Write out the data below in full. Keep it exact.

> [Dataset records]
═══

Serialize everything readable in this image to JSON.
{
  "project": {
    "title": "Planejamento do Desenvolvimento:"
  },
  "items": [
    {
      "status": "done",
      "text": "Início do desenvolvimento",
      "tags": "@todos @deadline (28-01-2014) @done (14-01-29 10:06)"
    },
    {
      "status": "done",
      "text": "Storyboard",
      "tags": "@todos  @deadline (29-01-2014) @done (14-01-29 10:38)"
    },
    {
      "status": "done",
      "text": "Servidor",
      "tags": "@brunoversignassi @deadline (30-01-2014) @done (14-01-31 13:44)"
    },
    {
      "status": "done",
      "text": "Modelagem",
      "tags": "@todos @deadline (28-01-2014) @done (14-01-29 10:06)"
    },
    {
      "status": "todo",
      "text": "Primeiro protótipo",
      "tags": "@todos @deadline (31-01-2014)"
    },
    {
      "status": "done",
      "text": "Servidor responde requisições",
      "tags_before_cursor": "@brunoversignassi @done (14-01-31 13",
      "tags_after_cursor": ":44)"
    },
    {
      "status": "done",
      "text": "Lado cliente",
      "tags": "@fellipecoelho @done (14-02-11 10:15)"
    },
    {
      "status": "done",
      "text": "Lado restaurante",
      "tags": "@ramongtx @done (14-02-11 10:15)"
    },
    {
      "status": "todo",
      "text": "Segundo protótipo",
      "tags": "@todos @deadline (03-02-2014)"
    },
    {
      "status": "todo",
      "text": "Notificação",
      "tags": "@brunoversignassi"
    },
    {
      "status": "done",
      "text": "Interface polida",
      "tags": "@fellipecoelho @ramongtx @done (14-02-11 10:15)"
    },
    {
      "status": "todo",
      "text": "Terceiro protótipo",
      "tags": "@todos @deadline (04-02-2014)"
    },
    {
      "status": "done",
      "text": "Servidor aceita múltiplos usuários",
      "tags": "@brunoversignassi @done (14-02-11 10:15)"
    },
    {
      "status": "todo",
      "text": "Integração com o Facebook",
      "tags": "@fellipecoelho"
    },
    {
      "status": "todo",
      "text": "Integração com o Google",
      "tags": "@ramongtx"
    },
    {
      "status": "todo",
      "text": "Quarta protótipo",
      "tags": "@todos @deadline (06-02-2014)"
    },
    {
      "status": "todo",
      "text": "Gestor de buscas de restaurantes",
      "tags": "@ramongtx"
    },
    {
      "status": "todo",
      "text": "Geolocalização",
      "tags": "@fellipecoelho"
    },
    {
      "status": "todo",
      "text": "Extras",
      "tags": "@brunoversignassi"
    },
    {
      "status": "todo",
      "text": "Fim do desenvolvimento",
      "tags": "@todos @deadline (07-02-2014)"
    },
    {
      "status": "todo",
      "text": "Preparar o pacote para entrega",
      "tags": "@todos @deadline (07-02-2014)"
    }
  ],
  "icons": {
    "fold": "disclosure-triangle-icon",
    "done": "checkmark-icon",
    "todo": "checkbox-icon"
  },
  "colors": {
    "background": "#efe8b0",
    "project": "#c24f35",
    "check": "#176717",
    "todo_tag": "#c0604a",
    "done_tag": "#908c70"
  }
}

═══

> [Result of the task]
Serialize everything readable in this image to JSON.
{
  "project": {
    "title": "Planejamento do Desenvolvimento:"
  },
  "items": [
    {
      "status": "done",
      "text": "Início do desenvolvimento",
      "tags": "@todos @deadline (28-01-2014) @done (14-01-29 10:06)"
    },
    {
      "status": "done",
      "text": "Storyboard",
      "tags": "@todos  @deadline (29-01-2014) @done (14-01-29 10:38)"
    },
    {
      "status": "done",
      "text": "Servidor",
      "tags": "@brunoversignassi @deadline (30-01-2014) @done (14-01-31 13:44)"
    },
    {
      "status": "done",
      "text": "Modelagem",
      "tags": "@todos @deadline (28-01-2014) @done (14-01-29 10:06)"
    },
    {
      "status": "todo",
      "text": "Primeiro protótipo",
      "tags": "@todos @deadline (31-01-2014)"
    },
    {
      "status": "done",
      "text": "Servidor responde requisições",
      "tags_before_cursor": "@brunoversignassi @done (14-01-31 13",
      "tags_after_cursor": ":44)"
    },
    {
      "status": "done",
      "text": "Lado cliente",
      "tags": "@fellipecoelho @done (14-02-11 10:15)"
    },
    {
      "status": "done",
      "text": "Lado restaurante",
      "tags": "@ramongtx @done (14-02-11 10:15)"
    },
    {
      "status": "todo",
      "text": "Segundo protótipo",
      "tags": "@todos @deadline (03-02-2014)"
    },
    {
      "status": "todo",
      "text": "Notificação",
      "tags": "@brunoversignassi"
    },
    {
      "status": "done",
      "text": "Interface polida",
      "tags": "@fellipecoelho @ramongtx @done (14-02-11 10:15)"
    },
    {
      "status": "todo",
      "text": "Terceiro protótipo",
      "tags": "@todos @deadline (04-02-2014)"
    },
    {
      "status": "done",
      "text": "Servidor aceita múltiplos usuários",
      "tags": "@brunoversignassi @done (14-02-11 10:15)"
    },
    {
      "status": "todo",
      "text": "Integração com o Facebook",
      "tags": "@fellipecoelho"
    },
    {
      "status": "todo",
      "text": "Integração com o Google",
      "tags": "@ramongtx"
    },
    {
      "status": "todo",
      "text": "Quarta protótipo",
      "tags": "@todos @deadline (06-02-2014)"
    },
    {
      "status": "todo",
      "text": "Gestor de buscas de restaurantes",
      "tags": "@ramongtx"
    },
    {
      "status": "todo",
      "text": "Geolocalização",
      "tags": "@fellipecoelho"
    },
    {
      "status": "todo",
      "text": "Extras",
      "tags": "@brunoversignassi"
    },
    {
      "status": "todo",
      "text": "Fim do desenvolvimento",
      "tags": "@todos @deadline (07-02-2014)"
    },
    {
      "status": "todo",
      "text": "Preparar o pacote para entrega",
      "tags": "@todos @deadline (07-02-2014)"
    }
  ],
  "icons": {
    "fold": "disclosure-triangle-icon",
    "done": "checkmark-icon",
    "todo": "checkbox-icon"
  },
  "colors": {
    "background": "#efe8b0",
    "project": "#c24f35",
    "check": "#176717",
    "todo_tag": "#c0604a",
    "done_tag": "#908c70"
  }
}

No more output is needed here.